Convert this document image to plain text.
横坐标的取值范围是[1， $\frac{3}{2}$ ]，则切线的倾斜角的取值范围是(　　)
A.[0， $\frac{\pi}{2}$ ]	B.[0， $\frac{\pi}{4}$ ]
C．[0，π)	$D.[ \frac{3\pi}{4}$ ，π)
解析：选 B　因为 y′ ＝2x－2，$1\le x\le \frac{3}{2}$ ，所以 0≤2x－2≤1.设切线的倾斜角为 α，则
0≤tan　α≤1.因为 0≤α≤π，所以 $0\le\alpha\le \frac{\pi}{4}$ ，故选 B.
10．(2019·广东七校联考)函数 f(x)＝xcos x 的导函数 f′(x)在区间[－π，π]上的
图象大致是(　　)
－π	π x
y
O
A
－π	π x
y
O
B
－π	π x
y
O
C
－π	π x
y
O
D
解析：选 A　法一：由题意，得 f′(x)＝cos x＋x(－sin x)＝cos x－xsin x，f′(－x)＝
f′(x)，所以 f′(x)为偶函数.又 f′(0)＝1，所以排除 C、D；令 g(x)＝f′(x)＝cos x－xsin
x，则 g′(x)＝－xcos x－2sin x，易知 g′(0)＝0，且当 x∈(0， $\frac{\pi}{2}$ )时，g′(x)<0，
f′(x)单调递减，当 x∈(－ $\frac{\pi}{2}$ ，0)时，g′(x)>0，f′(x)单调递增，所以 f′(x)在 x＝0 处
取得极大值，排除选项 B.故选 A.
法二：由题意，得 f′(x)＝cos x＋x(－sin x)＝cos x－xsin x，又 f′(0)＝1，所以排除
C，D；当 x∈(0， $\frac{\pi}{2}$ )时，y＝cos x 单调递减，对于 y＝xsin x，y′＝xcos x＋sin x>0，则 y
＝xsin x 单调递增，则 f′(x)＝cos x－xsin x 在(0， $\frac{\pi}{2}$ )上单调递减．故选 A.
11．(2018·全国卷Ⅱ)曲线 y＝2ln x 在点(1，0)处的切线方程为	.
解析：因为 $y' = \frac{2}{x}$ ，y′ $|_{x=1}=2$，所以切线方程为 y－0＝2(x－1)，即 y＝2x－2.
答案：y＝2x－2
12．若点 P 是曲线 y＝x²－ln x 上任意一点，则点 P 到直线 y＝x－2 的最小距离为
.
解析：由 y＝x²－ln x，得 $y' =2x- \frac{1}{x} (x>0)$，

What the task asks: Pick out all the lines with the word "xcos" in them and copy them.

Output for this task:
10．(2019·广东七校联考)函数 f(x)＝xcos x 的导函数 f′(x)在区间[－π，π]上的
x，则 g′(x)＝－xcos x－2sin x，易知 g′(0)＝0，且当 x∈(0， $\frac{\pi}{2}$ )时，g′(x)<0，
C，D；当 x∈(0， $\frac{\pi}{2}$ )时，y＝cos x 单调递减，对于 y＝xsin x，y′＝xcos x＋sin x>0，则 y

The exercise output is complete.